(Figure contents as structured data)
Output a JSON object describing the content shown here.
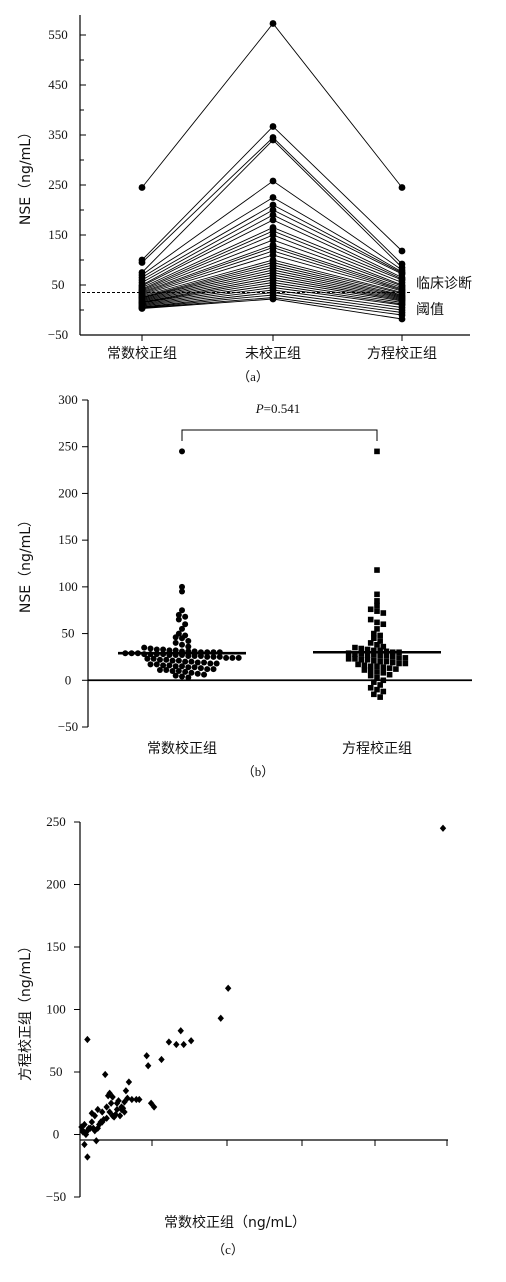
{
  "chart_data": [
    {
      "type": "line",
      "caption": "（a）",
      "ylabel": "NSE（ng/mL）",
      "ylim": [
        -50,
        590
      ],
      "yticks": [
        -50,
        50,
        150,
        250,
        350,
        450,
        550
      ],
      "categories": [
        "常数校正组",
        "未校正组",
        "方程校正组"
      ],
      "threshold": {
        "value": 35,
        "label_line1": "临床诊断",
        "label_line2": "阈值"
      },
      "series": [
        {
          "values": [
            245,
            573,
            245
          ]
        },
        {
          "values": [
            100,
            367,
            118
          ]
        },
        {
          "values": [
            95,
            345,
            92
          ]
        },
        {
          "values": [
            75,
            340,
            85
          ]
        },
        {
          "values": [
            70,
            258,
            80
          ]
        },
        {
          "values": [
            65,
            225,
            76
          ]
        },
        {
          "values": [
            60,
            210,
            74
          ]
        },
        {
          "values": [
            55,
            200,
            72
          ]
        },
        {
          "values": [
            50,
            190,
            65
          ]
        },
        {
          "values": [
            48,
            180,
            62
          ]
        },
        {
          "values": [
            45,
            165,
            60
          ]
        },
        {
          "values": [
            42,
            158,
            55
          ]
        },
        {
          "values": [
            40,
            150,
            50
          ]
        },
        {
          "values": [
            38,
            140,
            48
          ]
        },
        {
          "values": [
            36,
            130,
            45
          ]
        },
        {
          "values": [
            34,
            125,
            42
          ]
        },
        {
          "values": [
            32,
            118,
            40
          ]
        },
        {
          "values": [
            30,
            110,
            38
          ]
        },
        {
          "values": [
            28,
            100,
            35
          ]
        },
        {
          "values": [
            26,
            95,
            33
          ]
        },
        {
          "values": [
            25,
            90,
            30
          ]
        },
        {
          "values": [
            24,
            85,
            28
          ]
        },
        {
          "values": [
            22,
            80,
            26
          ]
        },
        {
          "values": [
            20,
            75,
            24
          ]
        },
        {
          "values": [
            18,
            70,
            22
          ]
        },
        {
          "values": [
            16,
            65,
            20
          ]
        },
        {
          "values": [
            15,
            60,
            18
          ]
        },
        {
          "values": [
            14,
            55,
            15
          ]
        },
        {
          "values": [
            12,
            50,
            12
          ]
        },
        {
          "values": [
            10,
            45,
            10
          ]
        },
        {
          "values": [
            8,
            40,
            5
          ]
        },
        {
          "values": [
            6,
            35,
            0
          ]
        },
        {
          "values": [
            5,
            30,
            -5
          ]
        },
        {
          "values": [
            4,
            25,
            -10
          ]
        },
        {
          "values": [
            3,
            22,
            -18
          ]
        }
      ]
    },
    {
      "type": "scatter",
      "caption": "（b）",
      "ylabel": "NSE（ng/mL）",
      "ylim": [
        -50,
        300
      ],
      "yticks": [
        -50,
        0,
        50,
        100,
        150,
        200,
        250,
        300
      ],
      "categories": [
        "常数校正组",
        "方程校正组"
      ],
      "annotation": {
        "prefix": "P",
        "text": "=0.541"
      },
      "groups": [
        {
          "name": "常数校正组",
          "marker": "circle",
          "median": 29,
          "values": [
            245,
            100,
            95,
            75,
            70,
            68,
            65,
            60,
            55,
            50,
            48,
            46,
            45,
            42,
            40,
            38,
            36,
            35,
            34,
            33,
            33,
            32,
            32,
            31,
            31,
            31,
            30,
            30,
            30,
            30,
            29,
            29,
            29,
            28,
            28,
            28,
            28,
            27,
            27,
            27,
            26,
            26,
            26,
            25,
            25,
            25,
            24,
            24,
            24,
            23,
            23,
            22,
            22,
            21,
            21,
            20,
            20,
            19,
            19,
            18,
            18,
            17,
            17,
            16,
            16,
            15,
            15,
            14,
            14,
            13,
            12,
            12,
            11,
            11,
            10,
            10,
            9,
            8,
            7,
            6,
            5,
            4,
            3
          ]
        },
        {
          "name": "方程校正组",
          "marker": "square",
          "median": 30,
          "values": [
            245,
            118,
            92,
            85,
            80,
            76,
            74,
            72,
            65,
            62,
            60,
            55,
            50,
            48,
            45,
            42,
            40,
            38,
            36,
            35,
            34,
            33,
            32,
            32,
            31,
            30,
            30,
            29,
            28,
            28,
            27,
            27,
            26,
            26,
            25,
            24,
            24,
            23,
            23,
            22,
            22,
            21,
            20,
            20,
            19,
            18,
            18,
            17,
            16,
            15,
            15,
            14,
            13,
            12,
            11,
            10,
            9,
            8,
            6,
            5,
            3,
            0,
            -2,
            -5,
            -8,
            -10,
            -12,
            -15,
            -18
          ]
        }
      ]
    },
    {
      "type": "scatter",
      "caption": "（c）",
      "xlabel": "常数校正组（ng/mL）",
      "ylabel": "方程校正组（ng/mL）",
      "ylim": [
        -50,
        250
      ],
      "yticks": [
        -50,
        0,
        50,
        100,
        150,
        200,
        250
      ],
      "xlim": [
        0,
        245
      ],
      "xticks": [
        0,
        245
      ],
      "x": [
        245,
        100,
        95,
        75,
        70,
        68,
        65,
        60,
        55,
        50,
        48,
        46,
        45,
        40,
        38,
        35,
        33,
        32,
        31,
        30,
        30,
        29,
        28,
        28,
        27,
        26,
        25,
        25,
        24,
        23,
        22,
        22,
        21,
        20,
        20,
        19,
        18,
        18,
        17,
        16,
        15,
        15,
        14,
        13,
        12,
        12,
        11,
        10,
        10,
        9,
        8,
        8,
        7,
        6,
        5,
        5,
        4,
        3,
        3,
        2,
        2,
        1,
        5
      ],
      "y": [
        245,
        117,
        93,
        75,
        72,
        83,
        72,
        74,
        60,
        22,
        25,
        55,
        63,
        28,
        28,
        28,
        42,
        29,
        35,
        26,
        18,
        21,
        20,
        22,
        15,
        27,
        25,
        20,
        16,
        14,
        30,
        15,
        25,
        18,
        33,
        31,
        22,
        13,
        48,
        12,
        18,
        10,
        10,
        8,
        5,
        20,
        -5,
        15,
        3,
        5,
        17,
        10,
        5,
        5,
        3,
        -18,
        0,
        -8,
        8,
        2,
        3,
        6,
        76
      ]
    }
  ]
}
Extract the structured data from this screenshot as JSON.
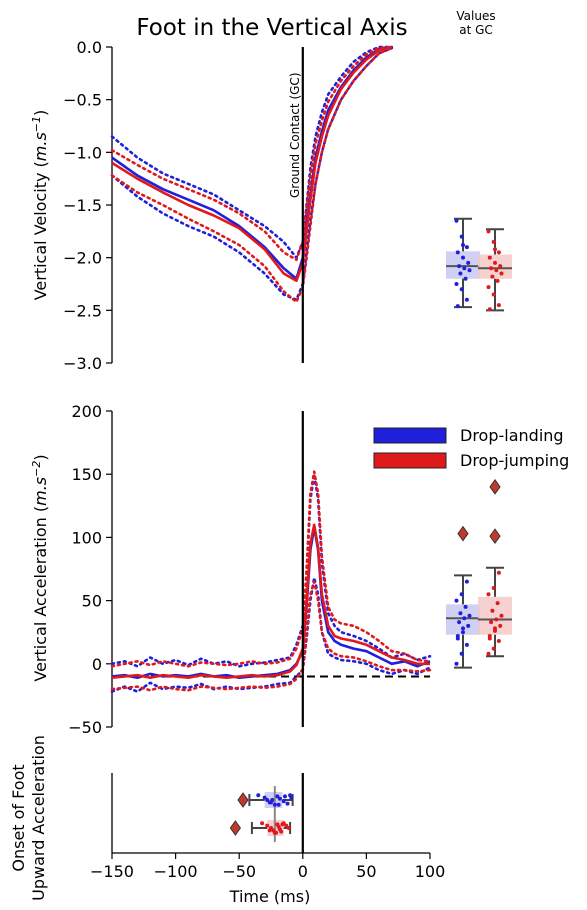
{
  "title": "Foot in the Vertical Axis",
  "side_header": [
    "Values",
    "at GC"
  ],
  "gc_label": "Ground Contact (GC)",
  "legend": [
    {
      "name": "Drop-landing",
      "color": "#1f1fdc"
    },
    {
      "name": "Drop-jumping",
      "color": "#e0191c"
    }
  ],
  "chart_data": [
    {
      "type": "line",
      "ylabel_main": "Vertical Velocity (",
      "ylabel_unit": "m.s",
      "ylabel_exp": "−1",
      "ylabel_close": ")",
      "xlim": [
        -150,
        100
      ],
      "ylim": [
        -3.0,
        0.0
      ],
      "yticks": [
        0.0,
        -0.5,
        -1.0,
        -1.5,
        -2.0,
        -2.5,
        -3.0
      ],
      "ytick_labels": [
        "0.0",
        "−0.5",
        "−1.0",
        "−1.5",
        "−2.0",
        "−2.5",
        "−3.0"
      ],
      "x": [
        -150,
        -130,
        -110,
        -90,
        -70,
        -50,
        -30,
        -15,
        -5,
        0,
        3,
        6,
        10,
        15,
        20,
        30,
        40,
        50,
        60,
        70,
        80,
        90,
        100
      ],
      "series": [
        {
          "name": "Drop-landing",
          "style": "mean",
          "values": [
            -1.05,
            -1.22,
            -1.35,
            -1.45,
            -1.55,
            -1.7,
            -1.9,
            -2.1,
            -2.2,
            -2.0,
            -1.7,
            -1.4,
            -1.05,
            -0.8,
            -0.6,
            -0.38,
            -0.22,
            -0.1,
            -0.02,
            0.0,
            null,
            null,
            null
          ]
        },
        {
          "name": "Drop-landing",
          "style": "sd",
          "values": [
            -0.85,
            -1.05,
            -1.2,
            -1.3,
            -1.4,
            -1.55,
            -1.7,
            -1.85,
            -2.0,
            -1.85,
            -1.5,
            -1.15,
            -0.85,
            -0.62,
            -0.45,
            -0.28,
            -0.14,
            -0.05,
            0.0,
            0.0,
            null,
            null,
            null
          ]
        },
        {
          "name": "Drop-landing",
          "style": "sd",
          "values": [
            -1.22,
            -1.42,
            -1.58,
            -1.7,
            -1.8,
            -1.95,
            -2.15,
            -2.35,
            -2.4,
            -2.25,
            -1.95,
            -1.65,
            -1.3,
            -1.0,
            -0.78,
            -0.5,
            -0.32,
            -0.18,
            -0.06,
            -0.01,
            null,
            null,
            null
          ]
        },
        {
          "name": "Drop-jumping",
          "style": "mean",
          "values": [
            -1.1,
            -1.25,
            -1.38,
            -1.5,
            -1.6,
            -1.72,
            -1.92,
            -2.15,
            -2.22,
            -2.05,
            -1.75,
            -1.45,
            -1.1,
            -0.85,
            -0.65,
            -0.4,
            -0.24,
            -0.12,
            -0.03,
            0.0,
            null,
            null,
            null
          ]
        },
        {
          "name": "Drop-jumping",
          "style": "sd",
          "values": [
            -0.98,
            -1.12,
            -1.25,
            -1.35,
            -1.45,
            -1.58,
            -1.75,
            -1.95,
            -2.02,
            -1.85,
            -1.52,
            -1.22,
            -0.92,
            -0.7,
            -0.52,
            -0.32,
            -0.18,
            -0.07,
            -0.01,
            0.0,
            null,
            null,
            null
          ]
        },
        {
          "name": "Drop-jumping",
          "style": "sd",
          "values": [
            -1.22,
            -1.38,
            -1.5,
            -1.63,
            -1.75,
            -1.88,
            -2.08,
            -2.32,
            -2.42,
            -2.28,
            -2.0,
            -1.7,
            -1.3,
            -1.0,
            -0.78,
            -0.5,
            -0.32,
            -0.18,
            -0.06,
            -0.01,
            null,
            null,
            null
          ]
        }
      ],
      "gc_boxes": [
        {
          "name": "Drop-landing",
          "whisker_low": -2.47,
          "q1": -2.2,
          "median": -2.08,
          "q3": -1.94,
          "whisker_high": -1.63,
          "points": [
            -1.65,
            -1.8,
            -1.9,
            -1.95,
            -2.0,
            -2.05,
            -2.08,
            -2.1,
            -2.12,
            -2.15,
            -2.2,
            -2.25,
            -2.3,
            -2.4,
            -2.46,
            -1.88
          ]
        },
        {
          "name": "Drop-jumping",
          "whisker_low": -2.5,
          "q1": -2.2,
          "median": -2.1,
          "q3": -1.97,
          "whisker_high": -1.73,
          "points": [
            -1.75,
            -1.85,
            -1.95,
            -2.0,
            -2.05,
            -2.08,
            -2.1,
            -2.12,
            -2.15,
            -2.18,
            -2.22,
            -2.28,
            -2.35,
            -2.45,
            -2.49,
            -1.92
          ]
        }
      ]
    },
    {
      "type": "line",
      "ylabel_main": "Vertical Acceleration (",
      "ylabel_unit": "m.s",
      "ylabel_exp": "−2",
      "ylabel_close": ")",
      "xlim": [
        -150,
        100
      ],
      "ylim": [
        -50,
        200
      ],
      "yticks": [
        200,
        150,
        100,
        50,
        0,
        -50
      ],
      "ytick_labels": [
        "200",
        "150",
        "100",
        "50",
        "0",
        "−50"
      ],
      "baseline": -10,
      "x": [
        -150,
        -140,
        -130,
        -120,
        -110,
        -100,
        -90,
        -80,
        -70,
        -60,
        -50,
        -40,
        -30,
        -20,
        -10,
        -5,
        0,
        3,
        6,
        9,
        12,
        15,
        20,
        25,
        30,
        40,
        50,
        60,
        70,
        80,
        90,
        100
      ],
      "series": [
        {
          "name": "Drop-landing",
          "style": "mean",
          "values": [
            -10,
            -9,
            -11,
            -8,
            -10,
            -9,
            -10,
            -8,
            -10,
            -9,
            -11,
            -10,
            -9,
            -8,
            -5,
            0,
            10,
            45,
            90,
            108,
            90,
            50,
            25,
            18,
            15,
            12,
            10,
            5,
            0,
            2,
            -2,
            2
          ]
        },
        {
          "name": "Drop-landing",
          "style": "sd",
          "values": [
            0,
            2,
            -2,
            5,
            0,
            3,
            -1,
            4,
            0,
            2,
            -2,
            0,
            1,
            3,
            5,
            15,
            30,
            70,
            130,
            150,
            130,
            80,
            40,
            30,
            25,
            22,
            18,
            12,
            5,
            8,
            3,
            6
          ]
        },
        {
          "name": "Drop-landing",
          "style": "sd",
          "values": [
            -22,
            -18,
            -22,
            -15,
            -20,
            -18,
            -19,
            -16,
            -20,
            -18,
            -20,
            -19,
            -18,
            -16,
            -15,
            -10,
            -5,
            20,
            50,
            68,
            55,
            25,
            8,
            5,
            3,
            2,
            0,
            -5,
            -8,
            -5,
            -8,
            -3
          ]
        },
        {
          "name": "Drop-jumping",
          "style": "mean",
          "values": [
            -11,
            -10,
            -9,
            -11,
            -9,
            -10,
            -11,
            -9,
            -10,
            -11,
            -10,
            -9,
            -10,
            -9,
            -6,
            -1,
            12,
            50,
            95,
            110,
            92,
            55,
            30,
            22,
            20,
            18,
            15,
            10,
            5,
            3,
            0,
            0
          ]
        },
        {
          "name": "Drop-jumping",
          "style": "sd",
          "values": [
            -2,
            0,
            2,
            -1,
            2,
            0,
            -2,
            1,
            0,
            -1,
            0,
            2,
            0,
            1,
            4,
            12,
            28,
            75,
            135,
            152,
            135,
            85,
            45,
            35,
            32,
            30,
            25,
            18,
            10,
            8,
            3,
            2
          ]
        },
        {
          "name": "Drop-jumping",
          "style": "sd",
          "values": [
            -20,
            -19,
            -18,
            -21,
            -18,
            -20,
            -21,
            -18,
            -19,
            -20,
            -19,
            -18,
            -19,
            -18,
            -16,
            -12,
            -4,
            22,
            55,
            65,
            50,
            25,
            12,
            8,
            6,
            5,
            2,
            -2,
            -5,
            -5,
            -6,
            -5
          ]
        }
      ],
      "gc_boxes": [
        {
          "name": "Drop-landing",
          "whisker_low": -3,
          "q1": 23,
          "median": 36,
          "q3": 47,
          "whisker_high": 70,
          "points": [
            0,
            8,
            15,
            20,
            25,
            30,
            33,
            36,
            38,
            40,
            45,
            50,
            55,
            65,
            22,
            28
          ],
          "outliers": [
            103
          ]
        },
        {
          "name": "Drop-jumping",
          "whisker_low": 6,
          "q1": 23,
          "median": 35,
          "q3": 53,
          "whisker_high": 76,
          "points": [
            8,
            12,
            18,
            22,
            26,
            30,
            33,
            35,
            38,
            42,
            48,
            55,
            60,
            72,
            20,
            28
          ],
          "outliers": [
            101,
            140
          ]
        }
      ]
    },
    {
      "type": "box",
      "ylabel_line1": "Onset of Foot",
      "ylabel_line2": "Upward Acceleration",
      "xlabel": "Time (ms)",
      "xlim": [
        -150,
        100
      ],
      "xticks": [
        -150,
        -100,
        -50,
        0,
        50,
        100
      ],
      "xtick_labels": [
        "−150",
        "−100",
        "−50",
        "0",
        "50",
        "100"
      ],
      "boxes": [
        {
          "name": "Drop-landing",
          "whisker_low": -42,
          "q1": -30,
          "median": -22,
          "q3": -16,
          "whisker_high": -8,
          "points": [
            -35,
            -30,
            -28,
            -25,
            -22,
            -20,
            -18,
            -15,
            -12,
            -10,
            -9,
            -24,
            -26,
            -19,
            -14
          ],
          "outliers": [
            -47
          ]
        },
        {
          "name": "Drop-jumping",
          "whisker_low": -40,
          "q1": -28,
          "median": -22,
          "q3": -15,
          "whisker_high": -10,
          "points": [
            -32,
            -28,
            -25,
            -23,
            -22,
            -20,
            -19,
            -18,
            -17,
            -15,
            -13,
            -11,
            -26,
            -21,
            -16
          ],
          "outliers": [
            -53
          ]
        }
      ]
    }
  ]
}
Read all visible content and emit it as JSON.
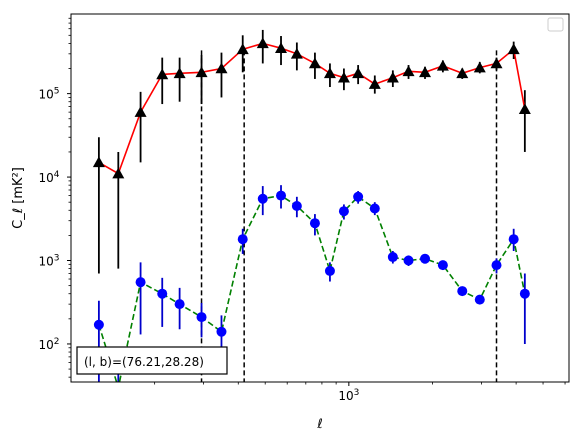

# WHAT TO DO
Search the records for the string "常数校正组" and return every line in which it occurs.

# EXERCISE SOLUTION
        "常数校正组",
        "常数校正组",
          "name": "常数校正组",
      "xlabel": "常数校正组（ng/mL）",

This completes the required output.